Saved data entries
---------------
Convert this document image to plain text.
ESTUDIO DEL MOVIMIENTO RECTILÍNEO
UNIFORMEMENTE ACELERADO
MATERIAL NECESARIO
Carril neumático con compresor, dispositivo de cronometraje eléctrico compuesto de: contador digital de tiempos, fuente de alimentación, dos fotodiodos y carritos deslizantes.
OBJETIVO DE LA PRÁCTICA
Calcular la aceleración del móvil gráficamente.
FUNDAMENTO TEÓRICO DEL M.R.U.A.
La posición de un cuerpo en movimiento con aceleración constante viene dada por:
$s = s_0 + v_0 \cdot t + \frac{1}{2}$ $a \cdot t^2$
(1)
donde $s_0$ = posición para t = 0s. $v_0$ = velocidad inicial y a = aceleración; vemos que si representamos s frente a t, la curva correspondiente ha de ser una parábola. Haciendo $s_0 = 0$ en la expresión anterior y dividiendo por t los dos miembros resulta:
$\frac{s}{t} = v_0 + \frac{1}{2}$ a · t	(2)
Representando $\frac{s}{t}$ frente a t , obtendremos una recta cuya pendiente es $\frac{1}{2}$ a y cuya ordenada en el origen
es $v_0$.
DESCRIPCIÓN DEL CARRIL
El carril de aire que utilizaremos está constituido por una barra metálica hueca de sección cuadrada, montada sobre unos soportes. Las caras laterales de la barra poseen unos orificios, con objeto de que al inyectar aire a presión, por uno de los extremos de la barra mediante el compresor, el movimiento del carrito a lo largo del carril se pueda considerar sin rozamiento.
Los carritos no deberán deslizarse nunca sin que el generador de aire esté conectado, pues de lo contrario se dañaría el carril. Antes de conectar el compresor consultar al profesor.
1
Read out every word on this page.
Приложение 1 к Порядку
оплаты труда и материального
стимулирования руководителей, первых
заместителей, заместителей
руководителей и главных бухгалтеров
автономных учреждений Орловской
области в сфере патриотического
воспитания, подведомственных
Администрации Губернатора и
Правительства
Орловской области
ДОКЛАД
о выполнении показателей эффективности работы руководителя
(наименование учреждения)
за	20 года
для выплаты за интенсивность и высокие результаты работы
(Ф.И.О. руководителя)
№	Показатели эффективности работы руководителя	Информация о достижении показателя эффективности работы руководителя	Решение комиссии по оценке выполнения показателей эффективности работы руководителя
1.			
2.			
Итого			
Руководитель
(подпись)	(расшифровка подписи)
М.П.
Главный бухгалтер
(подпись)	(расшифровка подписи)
---------------
◆ Stated exercise
Write out all the lines again, exactly as they are.

◆ Exercise solution
Convert this document image to plain text.
ESTUDIO DEL MOVIMIENTO RECTILÍNEO
UNIFORMEMENTE ACELERADO
MATERIAL NECESARIO
Carril neumático con compresor, dispositivo de cronometraje eléctrico compuesto de: contador digital de tiempos, fuente de alimentación, dos fotodiodos y carritos deslizantes.
OBJETIVO DE LA PRÁCTICA
Calcular la aceleración del móvil gráficamente.
FUNDAMENTO TEÓRICO DEL M.R.U.A.
La posición de un cuerpo en movimiento con aceleración constante viene dada por:
$s = s_0 + v_0 \cdot t + \frac{1}{2}$ $a \cdot t^2$
(1)
donde $s_0$ = posición para t = 0s. $v_0$ = velocidad inicial y a = aceleración; vemos que si representamos s frente a t, la curva correspondiente ha de ser una parábola. Haciendo $s_0 = 0$ en la expresión anterior y dividiendo por t los dos miembros resulta:
$\frac{s}{t} = v_0 + \frac{1}{2}$ a · t	(2)
Representando $\frac{s}{t}$ frente a t , obtendremos una recta cuya pendiente es $\frac{1}{2}$ a y cuya ordenada en el origen
es $v_0$.
DESCRIPCIÓN DEL CARRIL
El carril de aire que utilizaremos está constituido por una barra metálica hueca de sección cuadrada, montada sobre unos soportes. Las caras laterales de la barra poseen unos orificios, con objeto de que al inyectar aire a presión, por uno de los extremos de la barra mediante el compresor, el movimiento del carrito a lo largo del carril se pueda considerar sin rozamiento.
Los carritos no deberán deslizarse nunca sin que el generador de aire esté conectado, pues de lo contrario se dañaría el carril. Antes de conectar el compresor consultar al profesor.
1
Read out every word on this page.
Приложение 1 к Порядку
оплаты труда и материального
стимулирования руководителей, первых
заместителей, заместителей
руководителей и главных бухгалтеров
автономных учреждений Орловской
области в сфере патриотического
воспитания, подведомственных
Администрации Губернатора и
Правительства
Орловской области
ДОКЛАД
о выполнении показателей эффективности работы руководителя
(наименование учреждения)
за	20 года
для выплаты за интенсивность и высокие результаты работы
(Ф.И.О. руководителя)
№	Показатели эффективности работы руководителя	Информация о достижении показателя эффективности работы руководителя	Решение комиссии по оценке выполнения показателей эффективности работы руководителя
1.			
2.			
Итого			
Руководитель
(подпись)	(расшифровка подписи)
М.П.
Главный бухгалтер
(подпись)	(расшифровка подписи)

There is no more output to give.